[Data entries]
** start **
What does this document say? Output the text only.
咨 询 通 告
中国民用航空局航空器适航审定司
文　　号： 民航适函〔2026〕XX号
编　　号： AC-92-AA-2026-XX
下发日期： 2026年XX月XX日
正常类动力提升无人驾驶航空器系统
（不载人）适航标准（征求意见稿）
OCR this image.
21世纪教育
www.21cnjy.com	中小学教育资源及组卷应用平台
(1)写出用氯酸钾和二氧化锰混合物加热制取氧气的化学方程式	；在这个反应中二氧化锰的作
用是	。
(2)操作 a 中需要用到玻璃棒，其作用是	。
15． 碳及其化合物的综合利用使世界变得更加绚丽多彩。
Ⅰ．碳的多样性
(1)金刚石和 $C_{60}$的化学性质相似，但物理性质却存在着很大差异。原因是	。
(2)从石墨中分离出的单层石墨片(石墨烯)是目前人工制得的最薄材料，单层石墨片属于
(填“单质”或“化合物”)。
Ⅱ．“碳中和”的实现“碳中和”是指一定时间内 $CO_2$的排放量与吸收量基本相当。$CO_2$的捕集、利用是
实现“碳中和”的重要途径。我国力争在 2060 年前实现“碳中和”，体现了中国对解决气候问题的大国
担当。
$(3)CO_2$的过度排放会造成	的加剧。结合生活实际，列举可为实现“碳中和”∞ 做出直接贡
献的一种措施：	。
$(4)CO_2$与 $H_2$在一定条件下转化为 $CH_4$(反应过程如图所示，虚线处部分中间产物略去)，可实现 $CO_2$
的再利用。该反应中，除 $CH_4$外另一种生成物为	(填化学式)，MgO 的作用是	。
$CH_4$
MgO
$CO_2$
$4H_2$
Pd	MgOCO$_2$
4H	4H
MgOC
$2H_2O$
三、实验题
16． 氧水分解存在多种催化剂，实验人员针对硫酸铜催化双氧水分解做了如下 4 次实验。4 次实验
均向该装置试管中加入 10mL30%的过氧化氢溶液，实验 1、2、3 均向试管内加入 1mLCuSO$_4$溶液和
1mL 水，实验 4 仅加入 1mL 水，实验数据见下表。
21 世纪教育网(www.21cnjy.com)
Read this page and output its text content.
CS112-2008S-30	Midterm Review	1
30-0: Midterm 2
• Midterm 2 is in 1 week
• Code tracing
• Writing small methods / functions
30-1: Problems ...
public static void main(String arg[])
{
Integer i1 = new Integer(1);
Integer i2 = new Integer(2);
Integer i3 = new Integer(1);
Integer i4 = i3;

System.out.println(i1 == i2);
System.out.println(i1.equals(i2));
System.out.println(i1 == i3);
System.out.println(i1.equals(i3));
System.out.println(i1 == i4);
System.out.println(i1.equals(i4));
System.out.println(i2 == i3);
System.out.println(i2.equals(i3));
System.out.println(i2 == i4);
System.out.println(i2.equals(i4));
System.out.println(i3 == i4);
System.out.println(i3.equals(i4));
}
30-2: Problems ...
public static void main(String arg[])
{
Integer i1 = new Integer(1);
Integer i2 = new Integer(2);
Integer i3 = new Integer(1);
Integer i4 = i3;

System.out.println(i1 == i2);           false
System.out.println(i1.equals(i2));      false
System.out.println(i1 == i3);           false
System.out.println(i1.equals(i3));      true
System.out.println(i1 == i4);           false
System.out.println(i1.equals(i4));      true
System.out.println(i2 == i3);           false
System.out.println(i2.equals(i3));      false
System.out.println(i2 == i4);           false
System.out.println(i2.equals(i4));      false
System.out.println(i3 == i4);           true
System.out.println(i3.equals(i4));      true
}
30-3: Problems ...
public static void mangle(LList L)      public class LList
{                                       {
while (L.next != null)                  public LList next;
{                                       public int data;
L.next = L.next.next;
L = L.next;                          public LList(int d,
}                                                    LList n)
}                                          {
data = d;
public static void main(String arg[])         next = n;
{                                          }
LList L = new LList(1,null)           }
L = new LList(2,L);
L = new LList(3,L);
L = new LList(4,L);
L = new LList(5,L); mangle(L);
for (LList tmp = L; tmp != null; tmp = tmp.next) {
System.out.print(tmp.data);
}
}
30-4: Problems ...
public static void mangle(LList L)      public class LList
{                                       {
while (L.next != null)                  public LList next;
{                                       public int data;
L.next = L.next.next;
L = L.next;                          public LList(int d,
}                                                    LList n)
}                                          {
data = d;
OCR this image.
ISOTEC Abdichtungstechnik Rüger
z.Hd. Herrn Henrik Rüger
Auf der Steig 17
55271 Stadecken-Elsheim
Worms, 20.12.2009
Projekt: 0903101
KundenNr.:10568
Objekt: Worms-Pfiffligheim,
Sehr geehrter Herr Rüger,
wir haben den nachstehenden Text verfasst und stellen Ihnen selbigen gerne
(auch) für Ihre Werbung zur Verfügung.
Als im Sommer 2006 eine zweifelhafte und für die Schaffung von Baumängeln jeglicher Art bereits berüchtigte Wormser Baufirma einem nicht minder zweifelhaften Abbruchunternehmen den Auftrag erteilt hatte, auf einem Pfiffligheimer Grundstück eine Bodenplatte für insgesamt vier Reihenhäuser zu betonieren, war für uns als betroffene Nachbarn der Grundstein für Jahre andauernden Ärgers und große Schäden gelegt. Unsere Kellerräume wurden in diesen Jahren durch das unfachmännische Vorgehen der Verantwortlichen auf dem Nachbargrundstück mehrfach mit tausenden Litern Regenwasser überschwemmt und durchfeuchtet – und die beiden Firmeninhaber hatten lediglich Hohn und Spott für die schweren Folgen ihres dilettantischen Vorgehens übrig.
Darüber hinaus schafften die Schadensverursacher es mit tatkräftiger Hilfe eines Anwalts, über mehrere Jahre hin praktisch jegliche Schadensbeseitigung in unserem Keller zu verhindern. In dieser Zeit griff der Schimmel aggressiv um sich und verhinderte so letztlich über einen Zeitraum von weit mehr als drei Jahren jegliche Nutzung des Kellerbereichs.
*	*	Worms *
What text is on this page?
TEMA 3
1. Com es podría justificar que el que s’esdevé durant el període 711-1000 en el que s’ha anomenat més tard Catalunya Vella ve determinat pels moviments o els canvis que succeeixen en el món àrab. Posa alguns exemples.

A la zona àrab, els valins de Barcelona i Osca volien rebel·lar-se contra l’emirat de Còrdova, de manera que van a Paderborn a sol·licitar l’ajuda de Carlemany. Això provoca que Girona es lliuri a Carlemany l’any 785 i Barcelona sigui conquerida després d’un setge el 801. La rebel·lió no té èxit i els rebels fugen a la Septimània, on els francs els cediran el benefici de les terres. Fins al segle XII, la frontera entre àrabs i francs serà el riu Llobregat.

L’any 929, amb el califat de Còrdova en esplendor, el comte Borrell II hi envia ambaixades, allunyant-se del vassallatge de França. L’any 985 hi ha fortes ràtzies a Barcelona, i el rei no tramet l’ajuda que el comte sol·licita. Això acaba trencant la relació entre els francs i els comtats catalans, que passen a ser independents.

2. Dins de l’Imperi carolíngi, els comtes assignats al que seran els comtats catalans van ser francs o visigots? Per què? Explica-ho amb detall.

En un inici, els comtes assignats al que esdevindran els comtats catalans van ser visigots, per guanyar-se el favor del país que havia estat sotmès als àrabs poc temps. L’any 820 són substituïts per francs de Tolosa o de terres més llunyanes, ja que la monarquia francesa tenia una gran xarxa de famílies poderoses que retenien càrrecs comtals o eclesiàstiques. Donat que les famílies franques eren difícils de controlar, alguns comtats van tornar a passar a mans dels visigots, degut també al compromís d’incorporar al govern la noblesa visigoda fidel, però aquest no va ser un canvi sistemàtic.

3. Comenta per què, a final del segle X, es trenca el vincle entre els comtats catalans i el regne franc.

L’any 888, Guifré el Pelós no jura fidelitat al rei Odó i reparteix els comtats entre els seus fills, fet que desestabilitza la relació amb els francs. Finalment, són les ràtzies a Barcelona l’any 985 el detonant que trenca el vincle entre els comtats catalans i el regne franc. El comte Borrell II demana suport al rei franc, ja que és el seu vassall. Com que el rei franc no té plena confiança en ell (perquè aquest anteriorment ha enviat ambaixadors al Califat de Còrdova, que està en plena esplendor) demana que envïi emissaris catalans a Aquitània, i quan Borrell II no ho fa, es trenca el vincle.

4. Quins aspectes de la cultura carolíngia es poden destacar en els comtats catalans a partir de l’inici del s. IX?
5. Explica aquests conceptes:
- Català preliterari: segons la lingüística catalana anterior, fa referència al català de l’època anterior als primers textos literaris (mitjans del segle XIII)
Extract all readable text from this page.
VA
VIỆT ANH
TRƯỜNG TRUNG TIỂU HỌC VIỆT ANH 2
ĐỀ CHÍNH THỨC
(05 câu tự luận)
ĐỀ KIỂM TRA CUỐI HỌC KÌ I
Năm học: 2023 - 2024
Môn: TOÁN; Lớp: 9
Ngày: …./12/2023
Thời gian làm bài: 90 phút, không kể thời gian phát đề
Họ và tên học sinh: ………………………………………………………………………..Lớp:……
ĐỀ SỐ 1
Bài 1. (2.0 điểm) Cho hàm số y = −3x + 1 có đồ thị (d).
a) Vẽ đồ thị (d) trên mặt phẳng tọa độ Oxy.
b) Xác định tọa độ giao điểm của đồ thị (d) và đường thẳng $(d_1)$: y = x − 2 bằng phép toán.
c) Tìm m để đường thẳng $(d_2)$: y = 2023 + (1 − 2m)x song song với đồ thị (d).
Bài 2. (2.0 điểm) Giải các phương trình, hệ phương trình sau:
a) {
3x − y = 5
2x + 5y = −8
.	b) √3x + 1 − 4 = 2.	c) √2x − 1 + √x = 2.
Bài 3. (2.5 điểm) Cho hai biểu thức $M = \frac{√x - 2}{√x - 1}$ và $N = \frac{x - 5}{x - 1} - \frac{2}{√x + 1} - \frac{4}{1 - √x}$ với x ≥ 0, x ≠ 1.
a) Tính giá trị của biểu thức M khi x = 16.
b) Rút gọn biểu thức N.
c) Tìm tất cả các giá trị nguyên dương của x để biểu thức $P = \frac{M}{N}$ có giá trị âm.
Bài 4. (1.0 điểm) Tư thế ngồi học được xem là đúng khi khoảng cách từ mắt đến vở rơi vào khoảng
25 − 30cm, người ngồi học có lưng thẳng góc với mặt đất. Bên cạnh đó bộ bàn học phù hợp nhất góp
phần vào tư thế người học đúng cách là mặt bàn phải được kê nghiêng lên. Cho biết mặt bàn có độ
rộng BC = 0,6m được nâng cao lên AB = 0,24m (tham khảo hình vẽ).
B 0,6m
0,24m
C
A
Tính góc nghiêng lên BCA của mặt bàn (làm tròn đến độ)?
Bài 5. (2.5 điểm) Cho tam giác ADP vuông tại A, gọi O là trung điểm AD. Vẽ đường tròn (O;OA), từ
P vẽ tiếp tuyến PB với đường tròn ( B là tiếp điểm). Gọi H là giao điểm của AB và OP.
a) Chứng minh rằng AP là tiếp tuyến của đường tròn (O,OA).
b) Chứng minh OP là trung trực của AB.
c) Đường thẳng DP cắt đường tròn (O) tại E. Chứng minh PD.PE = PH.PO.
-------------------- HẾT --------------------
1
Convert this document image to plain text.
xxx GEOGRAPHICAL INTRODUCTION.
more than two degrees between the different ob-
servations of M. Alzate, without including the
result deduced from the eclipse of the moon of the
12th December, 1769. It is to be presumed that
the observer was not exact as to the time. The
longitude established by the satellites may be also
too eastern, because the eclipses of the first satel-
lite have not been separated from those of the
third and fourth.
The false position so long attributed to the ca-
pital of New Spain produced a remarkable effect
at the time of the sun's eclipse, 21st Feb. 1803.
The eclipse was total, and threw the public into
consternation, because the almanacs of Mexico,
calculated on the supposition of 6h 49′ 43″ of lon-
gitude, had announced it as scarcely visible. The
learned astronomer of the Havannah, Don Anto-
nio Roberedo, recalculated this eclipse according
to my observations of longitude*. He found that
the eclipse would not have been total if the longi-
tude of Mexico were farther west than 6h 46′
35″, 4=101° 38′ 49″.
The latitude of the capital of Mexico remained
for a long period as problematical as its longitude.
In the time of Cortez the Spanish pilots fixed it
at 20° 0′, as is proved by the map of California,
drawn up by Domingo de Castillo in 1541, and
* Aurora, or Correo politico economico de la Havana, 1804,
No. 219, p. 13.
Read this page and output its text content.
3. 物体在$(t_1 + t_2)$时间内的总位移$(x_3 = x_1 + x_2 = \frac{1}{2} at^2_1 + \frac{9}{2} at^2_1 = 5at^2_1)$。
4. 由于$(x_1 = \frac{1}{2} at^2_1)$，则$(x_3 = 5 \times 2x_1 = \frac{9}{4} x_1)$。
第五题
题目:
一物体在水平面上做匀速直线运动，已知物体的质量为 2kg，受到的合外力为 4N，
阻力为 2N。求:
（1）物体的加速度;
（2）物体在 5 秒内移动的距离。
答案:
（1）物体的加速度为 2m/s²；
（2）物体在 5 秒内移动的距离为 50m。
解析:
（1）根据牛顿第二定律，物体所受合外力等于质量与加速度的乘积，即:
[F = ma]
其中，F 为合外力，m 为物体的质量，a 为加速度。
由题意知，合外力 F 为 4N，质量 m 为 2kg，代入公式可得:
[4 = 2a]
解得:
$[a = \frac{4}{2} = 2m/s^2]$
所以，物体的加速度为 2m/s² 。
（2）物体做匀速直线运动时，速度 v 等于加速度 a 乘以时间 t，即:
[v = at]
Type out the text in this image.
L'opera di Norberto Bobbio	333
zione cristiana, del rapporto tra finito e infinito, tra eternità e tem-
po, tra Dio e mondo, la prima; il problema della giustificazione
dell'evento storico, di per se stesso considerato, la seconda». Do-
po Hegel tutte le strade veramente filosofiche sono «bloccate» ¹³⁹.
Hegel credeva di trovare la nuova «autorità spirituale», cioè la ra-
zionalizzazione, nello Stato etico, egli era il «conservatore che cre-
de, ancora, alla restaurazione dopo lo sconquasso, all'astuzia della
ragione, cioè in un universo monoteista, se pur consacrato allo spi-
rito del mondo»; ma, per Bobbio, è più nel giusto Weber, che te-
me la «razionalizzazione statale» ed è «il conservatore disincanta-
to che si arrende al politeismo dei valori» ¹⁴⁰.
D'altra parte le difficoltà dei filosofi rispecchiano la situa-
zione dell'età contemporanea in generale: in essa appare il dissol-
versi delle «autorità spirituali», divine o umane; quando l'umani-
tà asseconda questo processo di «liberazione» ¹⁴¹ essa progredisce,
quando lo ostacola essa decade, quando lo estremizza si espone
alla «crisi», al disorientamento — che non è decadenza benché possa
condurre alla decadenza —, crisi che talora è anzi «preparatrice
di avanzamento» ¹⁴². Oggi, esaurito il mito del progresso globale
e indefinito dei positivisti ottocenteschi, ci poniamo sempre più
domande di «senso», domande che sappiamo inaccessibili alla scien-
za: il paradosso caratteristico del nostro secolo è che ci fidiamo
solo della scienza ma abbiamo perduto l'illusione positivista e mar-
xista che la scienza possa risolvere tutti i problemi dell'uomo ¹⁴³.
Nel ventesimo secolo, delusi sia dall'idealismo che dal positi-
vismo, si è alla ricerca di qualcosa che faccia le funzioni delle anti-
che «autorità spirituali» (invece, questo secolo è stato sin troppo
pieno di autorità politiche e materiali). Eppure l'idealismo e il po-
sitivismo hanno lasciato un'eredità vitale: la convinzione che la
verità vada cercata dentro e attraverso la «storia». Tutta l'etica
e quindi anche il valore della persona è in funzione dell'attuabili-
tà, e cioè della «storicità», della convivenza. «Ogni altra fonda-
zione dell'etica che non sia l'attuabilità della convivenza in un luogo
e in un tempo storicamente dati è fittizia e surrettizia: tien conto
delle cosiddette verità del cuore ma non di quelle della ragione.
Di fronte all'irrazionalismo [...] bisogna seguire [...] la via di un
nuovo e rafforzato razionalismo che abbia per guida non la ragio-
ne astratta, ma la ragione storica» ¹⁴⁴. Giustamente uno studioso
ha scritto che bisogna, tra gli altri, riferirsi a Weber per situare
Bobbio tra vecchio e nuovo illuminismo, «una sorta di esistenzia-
** end **
Task prompt: Pick out lines containing the word "from", each one as written.

Task output:
Extract all readable text from this page.
result deduced from the eclipse of the moon of the
lite have not been separated from those of the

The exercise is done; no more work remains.